# PROMPT:
Write out, verbatim, the part of the listing that opens with the line containing "info-icon[interactable] (914, 282, 941, 309)" and closes with the line containing "caret-down-icon (819, 133, 827, 138)", including both of those lines and nothing else.
● ● ●
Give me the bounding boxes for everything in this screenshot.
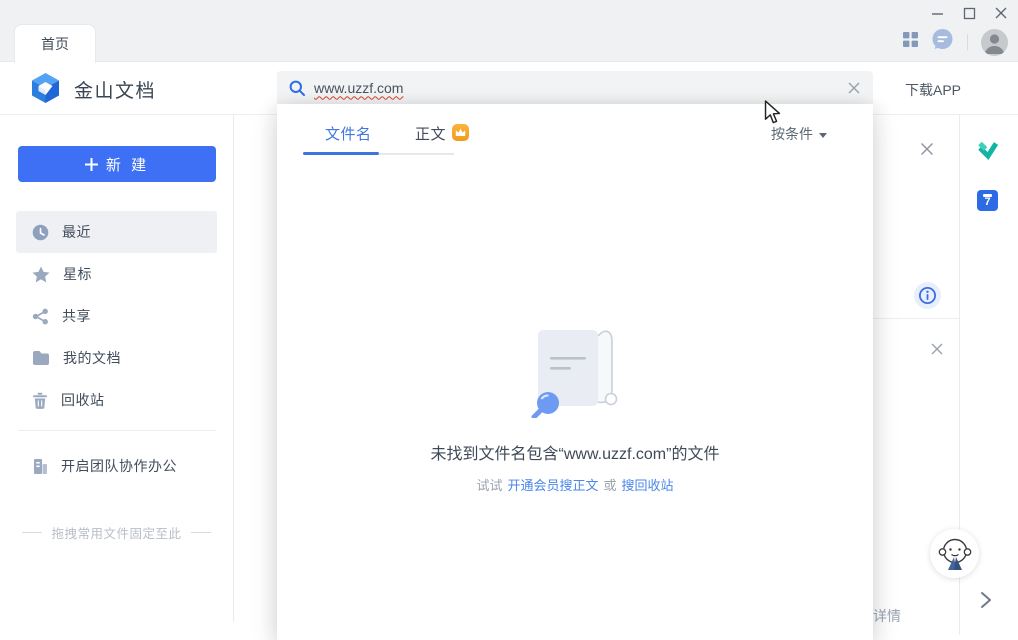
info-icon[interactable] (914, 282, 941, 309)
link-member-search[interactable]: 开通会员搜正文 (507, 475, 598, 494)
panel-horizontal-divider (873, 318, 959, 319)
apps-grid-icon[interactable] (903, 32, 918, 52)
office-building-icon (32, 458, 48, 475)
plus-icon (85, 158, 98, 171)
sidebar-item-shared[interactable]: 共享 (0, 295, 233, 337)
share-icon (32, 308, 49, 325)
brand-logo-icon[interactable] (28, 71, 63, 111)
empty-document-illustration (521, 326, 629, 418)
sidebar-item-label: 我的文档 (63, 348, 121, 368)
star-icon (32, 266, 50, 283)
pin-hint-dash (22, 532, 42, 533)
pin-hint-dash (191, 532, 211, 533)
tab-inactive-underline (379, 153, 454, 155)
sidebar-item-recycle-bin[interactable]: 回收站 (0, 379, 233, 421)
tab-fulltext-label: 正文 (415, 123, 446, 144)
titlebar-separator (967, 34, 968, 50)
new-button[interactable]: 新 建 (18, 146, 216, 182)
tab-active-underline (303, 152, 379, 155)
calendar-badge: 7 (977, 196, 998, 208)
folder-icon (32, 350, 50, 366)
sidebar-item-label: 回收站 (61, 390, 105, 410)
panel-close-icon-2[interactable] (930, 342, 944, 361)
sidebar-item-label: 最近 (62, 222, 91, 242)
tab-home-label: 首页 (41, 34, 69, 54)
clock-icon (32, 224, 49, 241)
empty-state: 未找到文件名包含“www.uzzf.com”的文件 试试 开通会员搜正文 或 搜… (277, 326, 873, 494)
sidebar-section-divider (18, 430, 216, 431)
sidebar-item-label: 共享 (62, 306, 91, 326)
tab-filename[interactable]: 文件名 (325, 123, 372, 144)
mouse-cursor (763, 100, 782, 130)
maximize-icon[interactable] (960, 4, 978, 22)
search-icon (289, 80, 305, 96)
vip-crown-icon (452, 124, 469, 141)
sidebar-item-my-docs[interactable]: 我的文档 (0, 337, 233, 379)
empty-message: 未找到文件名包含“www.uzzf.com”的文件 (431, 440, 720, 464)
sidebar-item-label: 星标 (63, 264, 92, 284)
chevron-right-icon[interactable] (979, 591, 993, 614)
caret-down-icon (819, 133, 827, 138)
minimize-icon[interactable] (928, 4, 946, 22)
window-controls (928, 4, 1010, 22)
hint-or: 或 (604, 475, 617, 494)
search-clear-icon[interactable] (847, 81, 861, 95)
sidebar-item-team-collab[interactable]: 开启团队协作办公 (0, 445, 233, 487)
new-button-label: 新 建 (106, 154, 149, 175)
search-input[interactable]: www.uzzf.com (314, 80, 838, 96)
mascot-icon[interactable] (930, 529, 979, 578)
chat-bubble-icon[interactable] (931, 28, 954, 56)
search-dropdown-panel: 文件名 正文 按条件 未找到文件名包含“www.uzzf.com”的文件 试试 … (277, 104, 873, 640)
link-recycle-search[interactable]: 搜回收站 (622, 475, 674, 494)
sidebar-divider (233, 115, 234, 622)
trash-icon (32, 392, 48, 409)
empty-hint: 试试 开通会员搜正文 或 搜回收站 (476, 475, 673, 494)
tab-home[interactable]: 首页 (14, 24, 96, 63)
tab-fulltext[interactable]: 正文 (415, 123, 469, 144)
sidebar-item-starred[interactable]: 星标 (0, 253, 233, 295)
● ● ●
# RESPONSE:
info-icon[interactable] (914, 282, 941, 309)
link-member-search[interactable]: 开通会员搜正文 (507, 475, 598, 494)
panel-horizontal-divider (873, 318, 959, 319)
apps-grid-icon[interactable] (903, 32, 918, 52)
office-building-icon (32, 458, 48, 475)
plus-icon (85, 158, 98, 171)
sidebar-item-shared[interactable]: 共享 (0, 295, 233, 337)
share-icon (32, 308, 49, 325)
brand-logo-icon[interactable] (28, 71, 63, 111)
empty-document-illustration (521, 326, 629, 418)
sidebar-item-label: 我的文档 (63, 348, 121, 368)
star-icon (32, 266, 50, 283)
pin-hint-dash (22, 532, 42, 533)
pin-hint-dash (191, 532, 211, 533)
tab-inactive-underline (379, 153, 454, 155)
sidebar-item-recycle-bin[interactable]: 回收站 (0, 379, 233, 421)
tab-fulltext-label: 正文 (415, 123, 446, 144)
titlebar-separator (967, 34, 968, 50)
new-button[interactable]: 新 建 (18, 146, 216, 182)
tab-active-underline (303, 152, 379, 155)
calendar-badge: 7 (977, 196, 998, 208)
folder-icon (32, 350, 50, 366)
sidebar-item-label: 回收站 (61, 390, 105, 410)
panel-close-icon-2[interactable] (930, 342, 944, 361)
sidebar-item-label: 最近 (62, 222, 91, 242)
tab-home-label: 首页 (41, 34, 69, 54)
clock-icon (32, 224, 49, 241)
empty-state: 未找到文件名包含“www.uzzf.com”的文件 试试 开通会员搜正文 或 搜… (277, 326, 873, 494)
sidebar-section-divider (18, 430, 216, 431)
sidebar-item-label: 共享 (62, 306, 91, 326)
tab-filename[interactable]: 文件名 (325, 123, 372, 144)
mouse-cursor (763, 100, 782, 130)
maximize-icon[interactable] (960, 4, 978, 22)
search-icon (289, 80, 305, 96)
vip-crown-icon (452, 124, 469, 141)
sidebar-item-my-docs[interactable]: 我的文档 (0, 337, 233, 379)
empty-message: 未找到文件名包含“www.uzzf.com”的文件 (431, 440, 720, 464)
sidebar-item-label: 星标 (63, 264, 92, 284)
chevron-right-icon[interactable] (979, 591, 993, 614)
caret-down-icon (819, 133, 827, 138)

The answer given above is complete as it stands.